Aim 1:
Answer these questions from the letter:
(a) Which book are the London readings still going through?
(b) Which three things on the way from Egypt to Canaan are named as now receiving much attention?
(c) Which chapter did the readers begin last time?
Aim 2:
Please alter the listing from its first line through the line containing "- shrub-cell: [249, 62, 253, 65]": replace "component" with "element", keep everything else the same, and return only those lines.

Extracted text:
● ● ●

With love in the Lord,
It has been on my mind for some time past to send you a few lines to let you know what is going on in connection with the 'testimony of our Lord', so far as it comes under my observation, for I am sure of your great interest in what is going on, though you are yourself shut out from the activities save in spirit and mind. So far as I see, a great and general interest is maintained in the truth, and the old ideas of 'standing and walk' have given way to an apprehension of God's purpose in Christ and of the moral state in the believer which is the answer to that purpose and the effect of the light which has been brought to man. The experimental side from Egypt to Canaan, especially the bitter waters of Marah, the brazen serpent and Jordan, are now subjects of much attention, and seen, I think, in their true light as the line by which we approach God's purpose as to the church in Christ. It is on this line that ministry arouses interest. That there is here and there a certain amount of disaffection in one and another is indeed true; but I think it arises from the defect of clinging to dogmatism and ecclesiasticism, and failure of apprehension of the
'living stone'. They do not, I judge, know, save in terms and doctrine, the true foundation of christianity, the Father and the Son, they lack an acquaintance with the Persons, and in the affections proper to that acquaintance.... Our readings in London are largely attended. We are still reading Matthew; we began chapter 17 last time, but harped back on the church; we held that the structure was built up in the divine nature -- love; the foundation being the revelation of Christ as the expression of that nature, and hence the gates of hell could not prevail against it.

● ● ●

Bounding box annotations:
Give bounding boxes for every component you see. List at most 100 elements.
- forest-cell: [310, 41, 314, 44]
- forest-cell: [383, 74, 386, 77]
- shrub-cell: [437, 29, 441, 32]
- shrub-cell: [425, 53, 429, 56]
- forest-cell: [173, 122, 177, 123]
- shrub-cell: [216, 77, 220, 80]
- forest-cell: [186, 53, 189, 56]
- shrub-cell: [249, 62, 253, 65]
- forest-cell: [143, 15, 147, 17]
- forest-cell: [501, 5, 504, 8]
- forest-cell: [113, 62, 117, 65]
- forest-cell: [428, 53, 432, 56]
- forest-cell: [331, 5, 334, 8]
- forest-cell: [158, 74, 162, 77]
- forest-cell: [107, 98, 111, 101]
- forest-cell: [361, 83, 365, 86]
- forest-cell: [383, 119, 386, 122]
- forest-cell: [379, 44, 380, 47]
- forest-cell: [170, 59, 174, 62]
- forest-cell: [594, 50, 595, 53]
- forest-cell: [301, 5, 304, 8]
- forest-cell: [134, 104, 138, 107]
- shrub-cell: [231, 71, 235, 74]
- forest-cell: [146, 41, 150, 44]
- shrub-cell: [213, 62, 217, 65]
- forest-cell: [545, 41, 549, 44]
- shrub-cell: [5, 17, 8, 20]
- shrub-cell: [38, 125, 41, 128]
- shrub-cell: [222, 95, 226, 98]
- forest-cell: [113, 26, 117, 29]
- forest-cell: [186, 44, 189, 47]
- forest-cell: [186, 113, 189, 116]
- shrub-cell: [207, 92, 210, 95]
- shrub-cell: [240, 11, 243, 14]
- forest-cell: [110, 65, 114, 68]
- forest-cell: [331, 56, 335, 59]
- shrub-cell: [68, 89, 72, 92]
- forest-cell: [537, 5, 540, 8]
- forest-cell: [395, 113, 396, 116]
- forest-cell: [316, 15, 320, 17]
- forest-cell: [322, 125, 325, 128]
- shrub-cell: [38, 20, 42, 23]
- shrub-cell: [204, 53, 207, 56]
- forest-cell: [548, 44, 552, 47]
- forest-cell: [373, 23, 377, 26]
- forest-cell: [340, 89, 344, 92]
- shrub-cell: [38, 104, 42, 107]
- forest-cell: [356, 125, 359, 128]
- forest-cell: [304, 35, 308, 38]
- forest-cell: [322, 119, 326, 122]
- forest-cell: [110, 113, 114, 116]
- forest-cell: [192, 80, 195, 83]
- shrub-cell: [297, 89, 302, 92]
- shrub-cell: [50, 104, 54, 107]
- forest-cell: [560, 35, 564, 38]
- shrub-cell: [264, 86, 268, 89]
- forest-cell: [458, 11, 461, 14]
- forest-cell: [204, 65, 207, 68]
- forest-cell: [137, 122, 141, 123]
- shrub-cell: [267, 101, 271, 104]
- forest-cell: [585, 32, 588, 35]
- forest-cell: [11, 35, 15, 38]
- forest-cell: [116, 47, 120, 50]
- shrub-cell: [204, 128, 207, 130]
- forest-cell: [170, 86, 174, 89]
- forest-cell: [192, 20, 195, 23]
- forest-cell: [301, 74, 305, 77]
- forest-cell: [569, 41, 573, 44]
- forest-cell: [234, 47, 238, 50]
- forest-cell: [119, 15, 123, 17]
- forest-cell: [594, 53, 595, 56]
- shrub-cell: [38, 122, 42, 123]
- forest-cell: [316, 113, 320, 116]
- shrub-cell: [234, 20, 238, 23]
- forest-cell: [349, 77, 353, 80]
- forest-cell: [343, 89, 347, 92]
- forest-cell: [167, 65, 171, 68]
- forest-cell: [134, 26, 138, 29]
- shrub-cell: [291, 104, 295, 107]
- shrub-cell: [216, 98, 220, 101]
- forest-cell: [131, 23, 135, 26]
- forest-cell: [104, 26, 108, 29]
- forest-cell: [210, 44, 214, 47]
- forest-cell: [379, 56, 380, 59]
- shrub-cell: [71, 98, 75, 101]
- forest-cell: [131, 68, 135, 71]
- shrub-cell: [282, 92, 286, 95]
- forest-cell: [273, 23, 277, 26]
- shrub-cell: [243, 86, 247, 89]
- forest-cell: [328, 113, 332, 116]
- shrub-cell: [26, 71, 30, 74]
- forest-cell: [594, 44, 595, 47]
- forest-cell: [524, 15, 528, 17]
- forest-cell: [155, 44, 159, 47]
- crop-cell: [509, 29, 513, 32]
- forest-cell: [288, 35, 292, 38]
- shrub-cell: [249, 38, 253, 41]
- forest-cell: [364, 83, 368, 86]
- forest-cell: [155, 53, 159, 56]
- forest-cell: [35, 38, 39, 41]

● ● ●

Written answer 1:
(a) Matthew
(b) The bitter waters of Marah, the brazen serpent and Jordan
(c) Chapter 17

Written answer 2:
Give bounding boxes for every element you see. List at most 100 elements.
- forest-cell: [310, 41, 314, 44]
- forest-cell: [383, 74, 386, 77]
- shrub-cell: [437, 29, 441, 32]
- shrub-cell: [425, 53, 429, 56]
- forest-cell: [173, 122, 177, 123]
- shrub-cell: [216, 77, 220, 80]
- forest-cell: [186, 53, 189, 56]
- shrub-cell: [249, 62, 253, 65]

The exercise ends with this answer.